[Dataset excerpt]
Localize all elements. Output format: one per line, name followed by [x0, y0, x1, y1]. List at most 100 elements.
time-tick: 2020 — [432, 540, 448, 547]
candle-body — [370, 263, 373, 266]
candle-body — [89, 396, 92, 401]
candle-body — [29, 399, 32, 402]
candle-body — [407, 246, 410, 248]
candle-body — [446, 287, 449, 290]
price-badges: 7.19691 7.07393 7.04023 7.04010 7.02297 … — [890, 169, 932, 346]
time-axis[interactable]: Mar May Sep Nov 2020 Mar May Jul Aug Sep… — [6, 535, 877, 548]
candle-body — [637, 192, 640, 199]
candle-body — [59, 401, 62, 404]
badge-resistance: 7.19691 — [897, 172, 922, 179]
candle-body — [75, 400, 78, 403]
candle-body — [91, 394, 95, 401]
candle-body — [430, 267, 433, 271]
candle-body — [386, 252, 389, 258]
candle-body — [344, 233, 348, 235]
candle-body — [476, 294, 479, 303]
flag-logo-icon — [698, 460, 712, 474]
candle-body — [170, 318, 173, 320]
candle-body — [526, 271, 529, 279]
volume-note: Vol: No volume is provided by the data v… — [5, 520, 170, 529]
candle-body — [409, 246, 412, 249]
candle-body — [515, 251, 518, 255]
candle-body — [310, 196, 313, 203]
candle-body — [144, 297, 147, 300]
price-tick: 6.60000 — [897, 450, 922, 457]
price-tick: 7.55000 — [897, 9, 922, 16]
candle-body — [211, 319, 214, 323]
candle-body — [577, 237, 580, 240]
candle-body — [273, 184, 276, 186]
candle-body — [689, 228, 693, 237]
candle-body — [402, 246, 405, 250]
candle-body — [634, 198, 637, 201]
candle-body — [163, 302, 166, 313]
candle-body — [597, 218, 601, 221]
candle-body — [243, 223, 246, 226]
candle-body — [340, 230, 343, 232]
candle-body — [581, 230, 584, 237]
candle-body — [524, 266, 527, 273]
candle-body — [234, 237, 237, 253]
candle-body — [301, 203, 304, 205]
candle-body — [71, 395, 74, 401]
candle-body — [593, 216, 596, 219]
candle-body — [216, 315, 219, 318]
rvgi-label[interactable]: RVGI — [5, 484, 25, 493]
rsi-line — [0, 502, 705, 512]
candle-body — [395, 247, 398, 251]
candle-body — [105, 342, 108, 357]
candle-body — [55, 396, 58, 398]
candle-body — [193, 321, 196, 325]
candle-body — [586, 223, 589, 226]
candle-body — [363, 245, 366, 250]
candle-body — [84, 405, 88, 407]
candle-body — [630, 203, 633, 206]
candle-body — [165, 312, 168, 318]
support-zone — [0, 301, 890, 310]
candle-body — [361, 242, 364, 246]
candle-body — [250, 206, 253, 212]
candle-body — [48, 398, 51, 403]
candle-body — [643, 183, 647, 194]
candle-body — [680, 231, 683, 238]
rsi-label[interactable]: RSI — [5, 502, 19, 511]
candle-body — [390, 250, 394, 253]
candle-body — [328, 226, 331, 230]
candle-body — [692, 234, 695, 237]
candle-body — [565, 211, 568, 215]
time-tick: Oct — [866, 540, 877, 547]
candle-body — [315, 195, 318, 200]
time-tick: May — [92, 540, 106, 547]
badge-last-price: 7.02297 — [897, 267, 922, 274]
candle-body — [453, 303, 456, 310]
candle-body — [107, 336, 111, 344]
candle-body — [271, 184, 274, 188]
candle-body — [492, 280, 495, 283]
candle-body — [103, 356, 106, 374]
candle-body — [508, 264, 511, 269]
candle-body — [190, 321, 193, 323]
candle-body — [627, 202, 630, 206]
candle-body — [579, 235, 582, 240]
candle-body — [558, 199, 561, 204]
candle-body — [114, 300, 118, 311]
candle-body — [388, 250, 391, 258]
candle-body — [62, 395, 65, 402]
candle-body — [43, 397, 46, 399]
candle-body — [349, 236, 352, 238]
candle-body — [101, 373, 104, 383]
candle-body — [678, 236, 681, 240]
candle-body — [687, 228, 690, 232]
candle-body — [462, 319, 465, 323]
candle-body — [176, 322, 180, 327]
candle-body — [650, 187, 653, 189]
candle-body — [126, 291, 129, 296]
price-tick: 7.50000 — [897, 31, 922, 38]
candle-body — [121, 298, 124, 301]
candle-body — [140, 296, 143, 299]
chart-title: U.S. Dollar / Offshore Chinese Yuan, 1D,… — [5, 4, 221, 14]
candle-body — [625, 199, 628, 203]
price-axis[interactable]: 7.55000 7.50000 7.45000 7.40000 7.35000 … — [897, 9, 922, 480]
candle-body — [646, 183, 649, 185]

**Prompt:**
Copy out every line of the records above word for word, with nothing changed.

**Result below:**
Localize all elements. Output format: one per line, name followed by [x0, y0, x1, y1]. List at most 100 elements.
time-tick: 2020 — [432, 540, 448, 547]
candle-body — [370, 263, 373, 266]
candle-body — [89, 396, 92, 401]
candle-body — [29, 399, 32, 402]
candle-body — [407, 246, 410, 248]
candle-body — [446, 287, 449, 290]
price-badges: 7.19691 7.07393 7.04023 7.04010 7.02297 … — [890, 169, 932, 346]
time-axis[interactable]: Mar May Sep Nov 2020 Mar May Jul Aug Sep… — [6, 535, 877, 548]
candle-body — [637, 192, 640, 199]
candle-body — [59, 401, 62, 404]
badge-resistance: 7.19691 — [897, 172, 922, 179]
candle-body — [75, 400, 78, 403]
candle-body — [91, 394, 95, 401]
candle-body — [430, 267, 433, 271]
candle-body — [386, 252, 389, 258]
candle-body — [344, 233, 348, 235]
candle-body — [476, 294, 479, 303]
flag-logo-icon — [698, 460, 712, 474]
candle-body — [170, 318, 173, 320]
candle-body — [526, 271, 529, 279]
volume-note: Vol: No volume is provided by the data v… — [5, 520, 170, 529]
candle-body — [409, 246, 412, 249]
candle-body — [515, 251, 518, 255]
candle-body — [310, 196, 313, 203]
candle-body — [144, 297, 147, 300]
price-tick: 6.60000 — [897, 450, 922, 457]
price-tick: 7.55000 — [897, 9, 922, 16]
candle-body — [211, 319, 214, 323]
candle-body — [577, 237, 580, 240]
candle-body — [273, 184, 276, 186]
candle-body — [689, 228, 693, 237]
candle-body — [402, 246, 405, 250]
candle-body — [634, 198, 637, 201]
candle-body — [163, 302, 166, 313]
candle-body — [597, 218, 601, 221]
candle-body — [243, 223, 246, 226]
candle-body — [340, 230, 343, 232]
candle-body — [581, 230, 584, 237]
candle-body — [524, 266, 527, 273]
candle-body — [234, 237, 237, 253]
candle-body — [301, 203, 304, 205]
candle-body — [71, 395, 74, 401]
candle-body — [593, 216, 596, 219]
candle-body — [216, 315, 219, 318]
rvgi-label[interactable]: RVGI — [5, 484, 25, 493]
rsi-line — [0, 502, 705, 512]
candle-body — [395, 247, 398, 251]
candle-body — [105, 342, 108, 357]
candle-body — [55, 396, 58, 398]
candle-body — [193, 321, 196, 325]
candle-body — [586, 223, 589, 226]
candle-body — [363, 245, 366, 250]
candle-body — [84, 405, 88, 407]
candle-body — [630, 203, 633, 206]
candle-body — [165, 312, 168, 318]
support-zone — [0, 301, 890, 310]
candle-body — [361, 242, 364, 246]
candle-body — [250, 206, 253, 212]
candle-body — [48, 398, 51, 403]
candle-body — [643, 183, 647, 194]
candle-body — [680, 231, 683, 238]
rsi-label[interactable]: RSI — [5, 502, 19, 511]
candle-body — [390, 250, 394, 253]
candle-body — [328, 226, 331, 230]
candle-body — [692, 234, 695, 237]
candle-body — [565, 211, 568, 215]
time-tick: Oct — [866, 540, 877, 547]
candle-body — [315, 195, 318, 200]
time-tick: May — [92, 540, 106, 547]
badge-last-price: 7.02297 — [897, 267, 922, 274]
candle-body — [453, 303, 456, 310]
candle-body — [107, 336, 111, 344]
candle-body — [271, 184, 274, 188]
candle-body — [492, 280, 495, 283]
candle-body — [103, 356, 106, 374]
candle-body — [508, 264, 511, 269]
candle-body — [190, 321, 193, 323]
candle-body — [627, 202, 630, 206]
candle-body — [579, 235, 582, 240]
candle-body — [558, 199, 561, 204]
candle-body — [114, 300, 118, 311]
candle-body — [388, 250, 391, 258]
candle-body — [62, 395, 65, 402]
candle-body — [43, 397, 46, 399]
candle-body — [349, 236, 352, 238]
candle-body — [101, 373, 104, 383]
candle-body — [678, 236, 681, 240]
candle-body — [687, 228, 690, 232]
candle-body — [462, 319, 465, 323]
candle-body — [176, 322, 180, 327]
candle-body — [650, 187, 653, 189]
candle-body — [126, 291, 129, 296]
price-tick: 7.50000 — [897, 31, 922, 38]
candle-body — [121, 298, 124, 301]
candle-body — [140, 296, 143, 299]
chart-title: U.S. Dollar / Offshore Chinese Yuan, 1D,… — [5, 4, 221, 14]
candle-body — [625, 199, 628, 203]
price-axis[interactable]: 7.55000 7.50000 7.45000 7.40000 7.35000 … — [897, 9, 922, 480]
candle-body — [646, 183, 649, 185]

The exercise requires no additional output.